## Data for this task
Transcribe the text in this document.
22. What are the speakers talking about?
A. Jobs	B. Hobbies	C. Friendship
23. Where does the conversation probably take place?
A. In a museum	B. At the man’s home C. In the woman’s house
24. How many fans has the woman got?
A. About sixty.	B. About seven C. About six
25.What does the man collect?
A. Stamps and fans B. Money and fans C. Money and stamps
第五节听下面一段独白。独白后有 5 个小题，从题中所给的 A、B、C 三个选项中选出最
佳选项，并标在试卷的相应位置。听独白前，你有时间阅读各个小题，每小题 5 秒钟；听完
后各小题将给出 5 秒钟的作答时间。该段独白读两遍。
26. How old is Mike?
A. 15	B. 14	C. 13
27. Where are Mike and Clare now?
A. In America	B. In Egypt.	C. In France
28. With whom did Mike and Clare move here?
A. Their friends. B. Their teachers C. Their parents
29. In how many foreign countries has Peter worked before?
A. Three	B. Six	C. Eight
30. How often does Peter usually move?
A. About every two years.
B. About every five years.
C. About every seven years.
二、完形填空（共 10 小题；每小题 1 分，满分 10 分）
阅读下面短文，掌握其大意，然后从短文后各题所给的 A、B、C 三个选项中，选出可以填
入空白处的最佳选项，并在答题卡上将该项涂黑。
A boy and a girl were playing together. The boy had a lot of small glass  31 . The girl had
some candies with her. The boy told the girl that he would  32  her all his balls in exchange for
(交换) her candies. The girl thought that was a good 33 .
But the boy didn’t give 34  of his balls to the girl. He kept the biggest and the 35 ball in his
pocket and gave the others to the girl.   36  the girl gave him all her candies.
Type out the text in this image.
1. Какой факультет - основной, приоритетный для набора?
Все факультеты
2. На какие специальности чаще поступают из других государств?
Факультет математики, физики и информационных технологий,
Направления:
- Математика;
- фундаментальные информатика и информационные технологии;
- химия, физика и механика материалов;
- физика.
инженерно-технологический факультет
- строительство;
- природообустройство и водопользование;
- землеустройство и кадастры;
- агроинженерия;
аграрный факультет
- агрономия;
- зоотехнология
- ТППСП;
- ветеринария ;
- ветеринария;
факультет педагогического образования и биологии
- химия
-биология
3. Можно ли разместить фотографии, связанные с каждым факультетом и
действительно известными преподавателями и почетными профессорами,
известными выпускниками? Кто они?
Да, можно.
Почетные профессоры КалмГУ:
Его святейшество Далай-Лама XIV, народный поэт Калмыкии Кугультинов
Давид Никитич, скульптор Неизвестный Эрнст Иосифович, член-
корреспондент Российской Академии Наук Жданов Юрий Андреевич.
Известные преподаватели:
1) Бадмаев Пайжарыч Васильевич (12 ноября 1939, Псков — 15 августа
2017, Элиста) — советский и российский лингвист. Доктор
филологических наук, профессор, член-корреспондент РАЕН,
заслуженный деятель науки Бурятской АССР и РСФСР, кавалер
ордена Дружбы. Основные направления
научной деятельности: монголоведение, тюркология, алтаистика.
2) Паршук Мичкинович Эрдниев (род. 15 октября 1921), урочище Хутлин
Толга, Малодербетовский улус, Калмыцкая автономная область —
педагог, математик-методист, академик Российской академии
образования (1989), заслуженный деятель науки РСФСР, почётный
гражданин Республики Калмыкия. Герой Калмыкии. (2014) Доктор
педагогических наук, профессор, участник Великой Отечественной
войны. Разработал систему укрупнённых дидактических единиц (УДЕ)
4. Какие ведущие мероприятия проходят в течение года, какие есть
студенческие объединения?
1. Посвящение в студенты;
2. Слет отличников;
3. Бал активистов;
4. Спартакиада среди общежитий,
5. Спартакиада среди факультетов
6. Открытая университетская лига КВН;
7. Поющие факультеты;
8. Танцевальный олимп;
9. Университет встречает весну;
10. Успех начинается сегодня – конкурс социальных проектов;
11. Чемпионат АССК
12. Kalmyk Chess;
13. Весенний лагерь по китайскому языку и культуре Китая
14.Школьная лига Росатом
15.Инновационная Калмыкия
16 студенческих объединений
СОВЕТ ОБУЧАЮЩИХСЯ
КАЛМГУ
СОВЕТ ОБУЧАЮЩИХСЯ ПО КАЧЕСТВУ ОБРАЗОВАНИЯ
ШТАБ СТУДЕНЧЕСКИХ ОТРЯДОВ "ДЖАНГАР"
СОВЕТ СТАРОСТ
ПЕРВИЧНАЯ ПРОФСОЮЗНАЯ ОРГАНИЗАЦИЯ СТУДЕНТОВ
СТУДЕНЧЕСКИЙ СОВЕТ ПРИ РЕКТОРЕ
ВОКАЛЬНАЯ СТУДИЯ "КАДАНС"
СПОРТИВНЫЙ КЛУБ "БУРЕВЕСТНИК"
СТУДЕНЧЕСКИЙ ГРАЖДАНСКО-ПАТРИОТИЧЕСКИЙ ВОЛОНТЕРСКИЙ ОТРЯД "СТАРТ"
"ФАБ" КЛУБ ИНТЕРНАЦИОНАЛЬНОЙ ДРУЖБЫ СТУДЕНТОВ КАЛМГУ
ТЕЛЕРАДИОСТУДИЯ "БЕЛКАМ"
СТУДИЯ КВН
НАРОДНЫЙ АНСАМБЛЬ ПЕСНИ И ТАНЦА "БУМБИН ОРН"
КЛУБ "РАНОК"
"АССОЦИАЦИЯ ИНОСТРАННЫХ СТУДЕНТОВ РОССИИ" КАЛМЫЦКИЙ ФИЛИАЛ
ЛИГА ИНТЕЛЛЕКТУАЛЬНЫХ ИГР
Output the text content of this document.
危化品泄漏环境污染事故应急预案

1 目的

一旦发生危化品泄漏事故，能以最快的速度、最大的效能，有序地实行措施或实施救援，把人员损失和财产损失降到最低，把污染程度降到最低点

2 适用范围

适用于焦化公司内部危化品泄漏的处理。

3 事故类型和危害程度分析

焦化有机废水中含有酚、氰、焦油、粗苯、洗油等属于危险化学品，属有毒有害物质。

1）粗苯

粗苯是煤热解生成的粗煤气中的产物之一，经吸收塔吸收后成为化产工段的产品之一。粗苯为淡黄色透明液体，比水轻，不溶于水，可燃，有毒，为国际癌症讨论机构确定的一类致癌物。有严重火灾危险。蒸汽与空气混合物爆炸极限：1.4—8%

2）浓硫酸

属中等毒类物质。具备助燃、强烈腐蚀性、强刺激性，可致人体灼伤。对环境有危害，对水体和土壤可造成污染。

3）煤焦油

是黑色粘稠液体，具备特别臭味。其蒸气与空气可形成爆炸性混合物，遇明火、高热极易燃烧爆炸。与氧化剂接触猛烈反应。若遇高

## Goal
Reproduce all of the entries word for word.

## Answer to the problem
Transcribe the text in this document.
22. What are the speakers talking about?
A. Jobs	B. Hobbies	C. Friendship
23. Where does the conversation probably take place?
A. In a museum	B. At the man’s home C. In the woman’s house
24. How many fans has the woman got?
A. About sixty.	B. About seven C. About six
25.What does the man collect?
A. Stamps and fans B. Money and fans C. Money and stamps
第五节听下面一段独白。独白后有 5 个小题，从题中所给的 A、B、C 三个选项中选出最
佳选项，并标在试卷的相应位置。听独白前，你有时间阅读各个小题，每小题 5 秒钟；听完
后各小题将给出 5 秒钟的作答时间。该段独白读两遍。
26. How old is Mike?
A. 15	B. 14	C. 13
27. Where are Mike and Clare now?
A. In America	B. In Egypt.	C. In France
28. With whom did Mike and Clare move here?
A. Their friends. B. Their teachers C. Their parents
29. In how many foreign countries has Peter worked before?
A. Three	B. Six	C. Eight
30. How often does Peter usually move?
A. About every two years.
B. About every five years.
C. About every seven years.
二、完形填空（共 10 小题；每小题 1 分，满分 10 分）
阅读下面短文，掌握其大意，然后从短文后各题所给的 A、B、C 三个选项中，选出可以填
入空白处的最佳选项，并在答题卡上将该项涂黑。
A boy and a girl were playing together. The boy had a lot of small glass  31 . The girl had
some candies with her. The boy told the girl that he would  32  her all his balls in exchange for
(交换) her candies. The girl thought that was a good 33 .
But the boy didn’t give 34  of his balls to the girl. He kept the biggest and the 35 ball in his
pocket and gave the others to the girl.   36  the girl gave him all her candies.
Type out the text in this image.
1. Какой факультет - основной, приоритетный для набора?
Все факультеты
2. На какие специальности чаще поступают из других государств?
Факультет математики, физики и информационных технологий,
Направления:
- Математика;
- фундаментальные информатика и информационные технологии;
- химия, физика и механика материалов;
- физика.
инженерно-технологический факультет
- строительство;
- природообустройство и водопользование;
- землеустройство и кадастры;
- агроинженерия;
аграрный факультет
- агрономия;
- зоотехнология
- ТППСП;
- ветеринария ;
- ветеринария;
факультет педагогического образования и биологии
- химия
-биология
3. Можно ли разместить фотографии, связанные с каждым факультетом и
действительно известными преподавателями и почетными профессорами,
известными выпускниками? Кто они?
Да, можно.
Почетные профессоры КалмГУ:
Его святейшество Далай-Лама XIV, народный поэт Калмыкии Кугультинов
Давид Никитич, скульптор Неизвестный Эрнст Иосифович, член-
корреспондент Российской Академии Наук Жданов Юрий Андреевич.
Известные преподаватели:
1) Бадмаев Пайжарыч Васильевич (12 ноября 1939, Псков — 15 августа
2017, Элиста) — советский и российский лингвист. Доктор
филологических наук, профессор, член-корреспондент РАЕН,
заслуженный деятель науки Бурятской АССР и РСФСР, кавалер
ордена Дружбы. Основные направления
научной деятельности: монголоведение, тюркология, алтаистика.
2) Паршук Мичкинович Эрдниев (род. 15 октября 1921), урочище Хутлин
Толга, Малодербетовский улус, Калмыцкая автономная область —
педагог, математик-методист, академик Российской академии
образования (1989), заслуженный деятель науки РСФСР, почётный
гражданин Республики Калмыкия. Герой Калмыкии. (2014) Доктор
педагогических наук, профессор, участник Великой Отечественной
войны. Разработал систему укрупнённых дидактических единиц (УДЕ)
4. Какие ведущие мероприятия проходят в течение года, какие есть
студенческие объединения?
1. Посвящение в студенты;
2. Слет отличников;
3. Бал активистов;
4. Спартакиада среди общежитий,
5. Спартакиада среди факультетов
6. Открытая университетская лига КВН;
7. Поющие факультеты;
8. Танцевальный олимп;
9. Университет встречает весну;
10. Успех начинается сегодня – конкурс социальных проектов;
11. Чемпионат АССК
12. Kalmyk Chess;
13. Весенний лагерь по китайскому языку и культуре Китая
14.Школьная лига Росатом
15.Инновационная Калмыкия
16 студенческих объединений
СОВЕТ ОБУЧАЮЩИХСЯ
КАЛМГУ
СОВЕТ ОБУЧАЮЩИХСЯ ПО КАЧЕСТВУ ОБРАЗОВАНИЯ
ШТАБ СТУДЕНЧЕСКИХ ОТРЯДОВ "ДЖАНГАР"
СОВЕТ СТАРОСТ
ПЕРВИЧНАЯ ПРОФСОЮЗНАЯ ОРГАНИЗАЦИЯ СТУДЕНТОВ
СТУДЕНЧЕСКИЙ СОВЕТ ПРИ РЕКТОРЕ
ВОКАЛЬНАЯ СТУДИЯ "КАДАНС"
СПОРТИВНЫЙ КЛУБ "БУРЕВЕСТНИК"
СТУДЕНЧЕСКИЙ ГРАЖДАНСКО-ПАТРИОТИЧЕСКИЙ ВОЛОНТЕРСКИЙ ОТРЯД "СТАРТ"
"ФАБ" КЛУБ ИНТЕРНАЦИОНАЛЬНОЙ ДРУЖБЫ СТУДЕНТОВ КАЛМГУ
ТЕЛЕРАДИОСТУДИЯ "БЕЛКАМ"
СТУДИЯ КВН
НАРОДНЫЙ АНСАМБЛЬ ПЕСНИ И ТАНЦА "БУМБИН ОРН"
КЛУБ "РАНОК"
"АССОЦИАЦИЯ ИНОСТРАННЫХ СТУДЕНТОВ РОССИИ" КАЛМЫЦКИЙ ФИЛИАЛ
ЛИГА ИНТЕЛЛЕКТУАЛЬНЫХ ИГР
Output the text content of this document.
危化品泄漏环境污染事故应急预案

1 目的

一旦发生危化品泄漏事故，能以最快的速度、最大的效能，有序地实行措施或实施救援，把人员损失和财产损失降到最低，把污染程度降到最低点

2 适用范围

适用于焦化公司内部危化品泄漏的处理。

3 事故类型和危害程度分析

焦化有机废水中含有酚、氰、焦油、粗苯、洗油等属于危险化学品，属有毒有害物质。

1）粗苯

粗苯是煤热解生成的粗煤气中的产物之一，经吸收塔吸收后成为化产工段的产品之一。粗苯为淡黄色透明液体，比水轻，不溶于水，可燃，有毒，为国际癌症讨论机构确定的一类致癌物。有严重火灾危险。蒸汽与空气混合物爆炸极限：1.4—8%

2）浓硫酸

属中等毒类物质。具备助燃、强烈腐蚀性、强刺激性，可致人体灼伤。对环境有危害，对水体和土壤可造成污染。

3）煤焦油

是黑色粘稠液体，具备特别臭味。其蒸气与空气可形成爆炸性混合物，遇明火、高热极易燃烧爆炸。与氧化剂接触猛烈反应。若遇高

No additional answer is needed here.